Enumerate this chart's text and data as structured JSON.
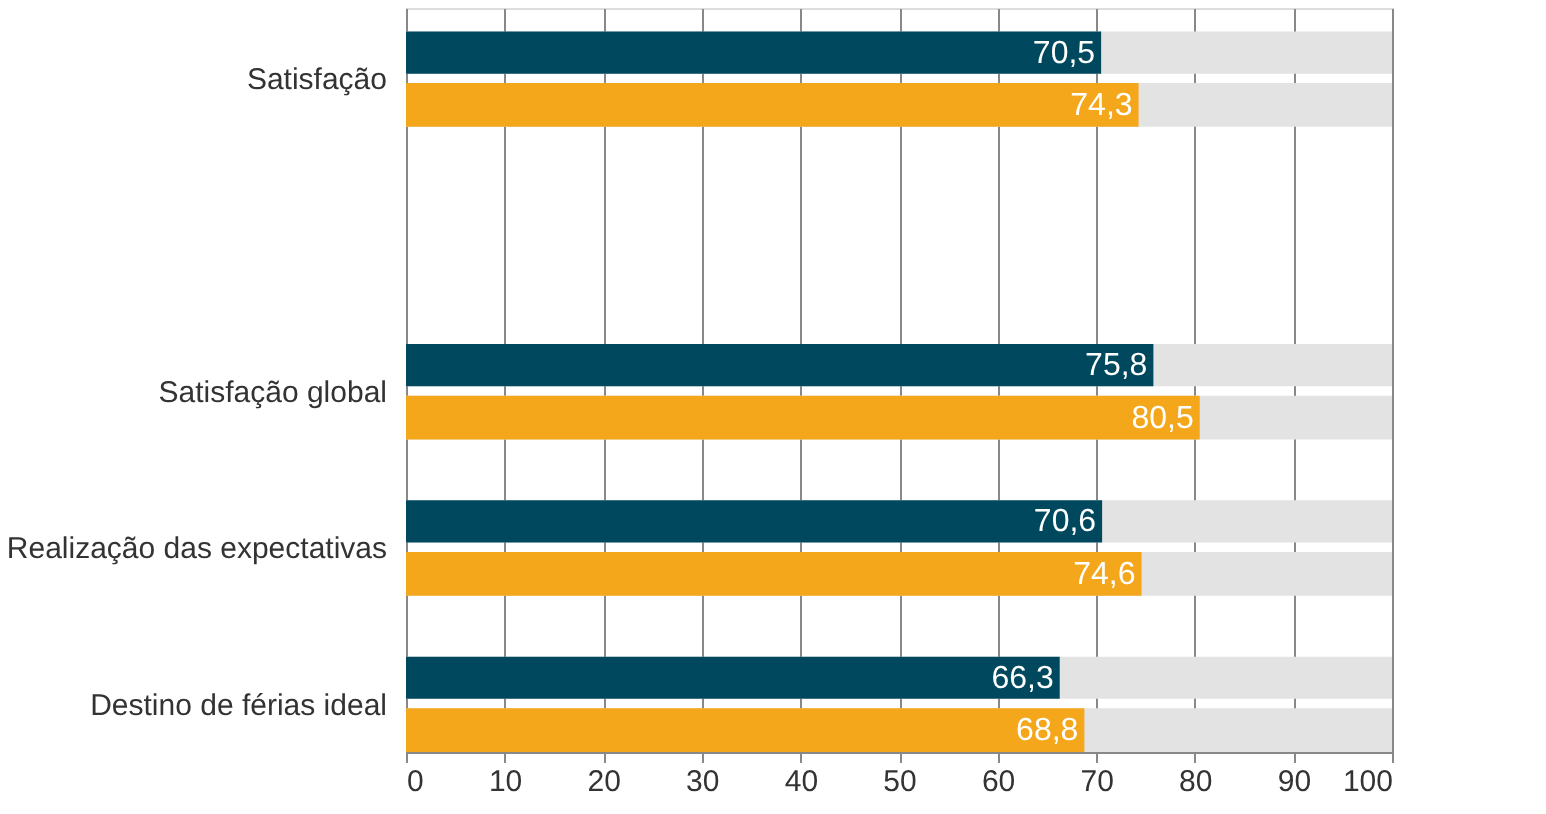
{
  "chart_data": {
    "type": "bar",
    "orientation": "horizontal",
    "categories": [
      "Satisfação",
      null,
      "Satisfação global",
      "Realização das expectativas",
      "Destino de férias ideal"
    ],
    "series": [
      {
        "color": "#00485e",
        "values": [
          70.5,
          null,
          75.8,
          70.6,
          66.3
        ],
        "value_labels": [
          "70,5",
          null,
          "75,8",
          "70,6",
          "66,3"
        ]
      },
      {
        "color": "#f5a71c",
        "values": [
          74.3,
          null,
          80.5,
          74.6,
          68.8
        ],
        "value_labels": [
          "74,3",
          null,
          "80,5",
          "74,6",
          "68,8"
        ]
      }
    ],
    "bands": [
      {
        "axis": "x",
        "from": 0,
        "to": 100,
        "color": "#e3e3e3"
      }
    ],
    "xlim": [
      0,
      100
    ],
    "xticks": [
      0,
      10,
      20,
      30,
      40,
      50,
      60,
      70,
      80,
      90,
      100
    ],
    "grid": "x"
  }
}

===

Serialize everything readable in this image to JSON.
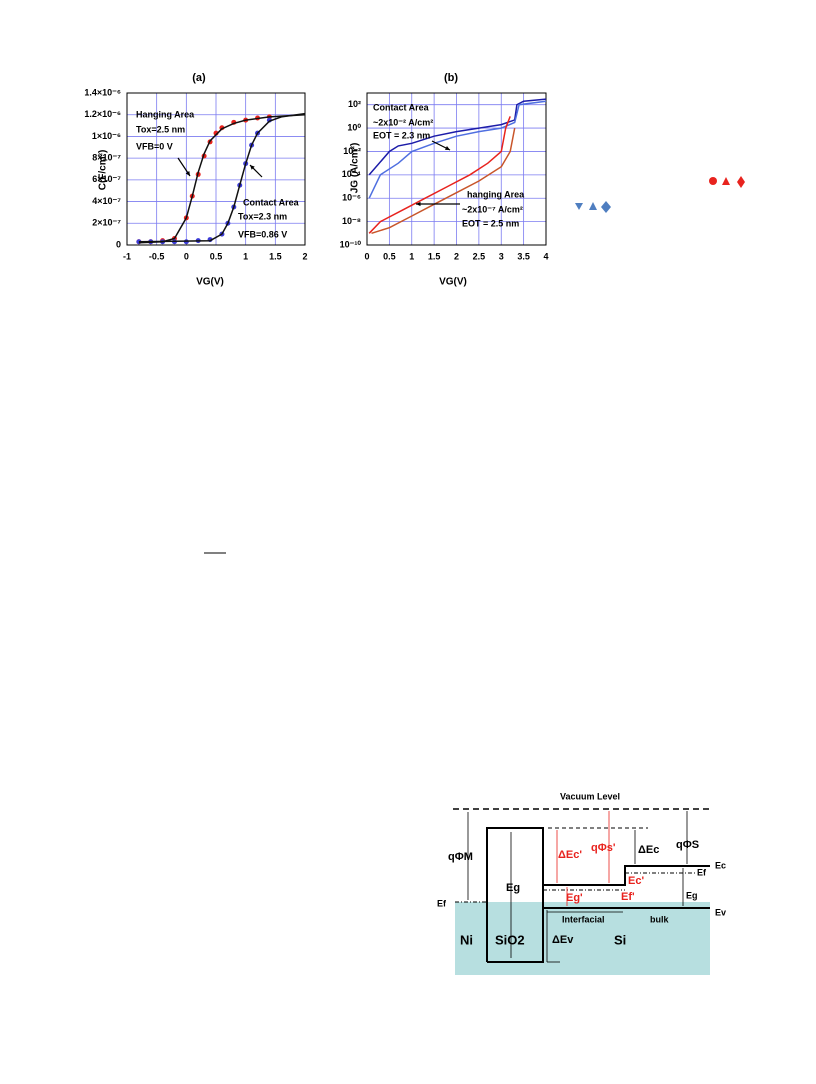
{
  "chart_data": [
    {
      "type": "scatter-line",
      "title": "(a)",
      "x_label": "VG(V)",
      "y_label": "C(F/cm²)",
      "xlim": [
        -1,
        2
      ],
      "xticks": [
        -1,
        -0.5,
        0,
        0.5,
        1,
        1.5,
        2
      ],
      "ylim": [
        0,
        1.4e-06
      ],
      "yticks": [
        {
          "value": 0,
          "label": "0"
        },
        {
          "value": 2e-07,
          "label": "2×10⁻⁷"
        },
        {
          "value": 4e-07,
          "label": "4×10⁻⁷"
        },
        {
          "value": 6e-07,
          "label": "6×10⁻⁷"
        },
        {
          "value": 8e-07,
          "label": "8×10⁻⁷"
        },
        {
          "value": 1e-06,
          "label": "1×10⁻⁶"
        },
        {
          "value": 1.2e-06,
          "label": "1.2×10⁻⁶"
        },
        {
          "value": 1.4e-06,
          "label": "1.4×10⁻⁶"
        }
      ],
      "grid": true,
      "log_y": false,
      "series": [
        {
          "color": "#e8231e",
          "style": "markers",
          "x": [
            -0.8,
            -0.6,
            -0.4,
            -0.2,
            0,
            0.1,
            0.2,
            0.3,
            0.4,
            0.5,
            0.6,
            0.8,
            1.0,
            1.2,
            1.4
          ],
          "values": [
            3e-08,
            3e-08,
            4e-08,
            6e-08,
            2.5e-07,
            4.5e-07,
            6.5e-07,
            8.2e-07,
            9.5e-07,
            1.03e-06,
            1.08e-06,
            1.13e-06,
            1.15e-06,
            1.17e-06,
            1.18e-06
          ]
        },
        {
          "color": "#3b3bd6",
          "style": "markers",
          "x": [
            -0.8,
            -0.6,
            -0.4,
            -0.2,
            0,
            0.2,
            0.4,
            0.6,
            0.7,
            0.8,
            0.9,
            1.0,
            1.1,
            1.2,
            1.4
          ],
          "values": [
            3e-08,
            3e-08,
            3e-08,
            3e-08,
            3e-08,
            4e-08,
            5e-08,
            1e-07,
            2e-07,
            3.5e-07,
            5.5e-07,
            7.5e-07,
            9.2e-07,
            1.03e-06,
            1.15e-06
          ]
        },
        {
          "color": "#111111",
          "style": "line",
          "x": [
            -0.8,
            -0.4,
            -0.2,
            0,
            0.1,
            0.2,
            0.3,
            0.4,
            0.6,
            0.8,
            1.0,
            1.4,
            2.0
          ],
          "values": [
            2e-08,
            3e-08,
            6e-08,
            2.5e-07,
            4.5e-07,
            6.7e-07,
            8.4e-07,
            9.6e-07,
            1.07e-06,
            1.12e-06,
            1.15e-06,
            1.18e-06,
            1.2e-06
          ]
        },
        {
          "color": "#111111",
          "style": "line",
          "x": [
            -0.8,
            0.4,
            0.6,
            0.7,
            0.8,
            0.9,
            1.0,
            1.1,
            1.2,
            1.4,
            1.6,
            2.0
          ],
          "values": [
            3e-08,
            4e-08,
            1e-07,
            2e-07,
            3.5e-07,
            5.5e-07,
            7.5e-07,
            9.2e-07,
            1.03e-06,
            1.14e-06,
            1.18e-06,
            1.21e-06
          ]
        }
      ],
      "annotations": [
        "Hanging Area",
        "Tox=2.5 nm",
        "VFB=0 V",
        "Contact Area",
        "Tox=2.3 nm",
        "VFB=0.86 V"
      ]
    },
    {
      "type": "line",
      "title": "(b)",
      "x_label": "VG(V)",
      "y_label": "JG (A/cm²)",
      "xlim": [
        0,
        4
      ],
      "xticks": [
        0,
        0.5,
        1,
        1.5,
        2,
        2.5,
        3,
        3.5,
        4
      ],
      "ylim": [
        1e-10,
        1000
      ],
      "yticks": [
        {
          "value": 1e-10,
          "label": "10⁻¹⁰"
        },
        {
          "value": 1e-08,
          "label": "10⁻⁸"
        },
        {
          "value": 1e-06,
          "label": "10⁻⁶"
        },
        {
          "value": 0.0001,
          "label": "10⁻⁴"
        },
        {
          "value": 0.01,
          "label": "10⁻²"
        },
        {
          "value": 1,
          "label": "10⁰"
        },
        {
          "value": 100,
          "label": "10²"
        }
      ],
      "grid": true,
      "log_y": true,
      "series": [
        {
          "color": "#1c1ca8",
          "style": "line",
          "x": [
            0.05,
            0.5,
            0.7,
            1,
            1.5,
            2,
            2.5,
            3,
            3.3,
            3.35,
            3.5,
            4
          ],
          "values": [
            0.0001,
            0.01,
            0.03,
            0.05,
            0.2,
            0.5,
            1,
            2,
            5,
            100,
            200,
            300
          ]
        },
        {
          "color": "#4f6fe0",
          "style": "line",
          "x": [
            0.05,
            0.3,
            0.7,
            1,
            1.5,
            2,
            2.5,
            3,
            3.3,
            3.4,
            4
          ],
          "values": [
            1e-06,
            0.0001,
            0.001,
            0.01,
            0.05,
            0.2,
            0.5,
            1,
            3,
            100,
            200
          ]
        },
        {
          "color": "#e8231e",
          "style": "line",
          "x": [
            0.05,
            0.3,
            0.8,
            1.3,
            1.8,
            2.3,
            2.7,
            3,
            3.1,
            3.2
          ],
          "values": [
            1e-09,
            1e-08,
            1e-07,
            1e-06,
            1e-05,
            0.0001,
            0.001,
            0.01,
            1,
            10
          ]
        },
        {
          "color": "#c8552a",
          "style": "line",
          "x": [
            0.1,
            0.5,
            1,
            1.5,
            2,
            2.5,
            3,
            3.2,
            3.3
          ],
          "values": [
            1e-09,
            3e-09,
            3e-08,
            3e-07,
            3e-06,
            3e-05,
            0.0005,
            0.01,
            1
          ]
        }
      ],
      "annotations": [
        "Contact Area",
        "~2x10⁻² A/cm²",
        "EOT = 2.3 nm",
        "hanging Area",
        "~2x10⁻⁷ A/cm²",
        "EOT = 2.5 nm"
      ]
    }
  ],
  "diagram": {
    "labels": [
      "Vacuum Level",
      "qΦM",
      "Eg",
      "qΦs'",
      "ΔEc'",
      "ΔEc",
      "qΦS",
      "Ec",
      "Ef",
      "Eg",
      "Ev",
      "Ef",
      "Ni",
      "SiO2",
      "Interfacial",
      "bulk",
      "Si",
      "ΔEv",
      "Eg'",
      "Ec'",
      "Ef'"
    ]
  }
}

===

Look through the entries above for the word "Area". Copy every line where it shows up.

● FINISHED ANSWER:
        "Hanging Area",
        "Contact Area",
        "Contact Area",
        "hanging Area",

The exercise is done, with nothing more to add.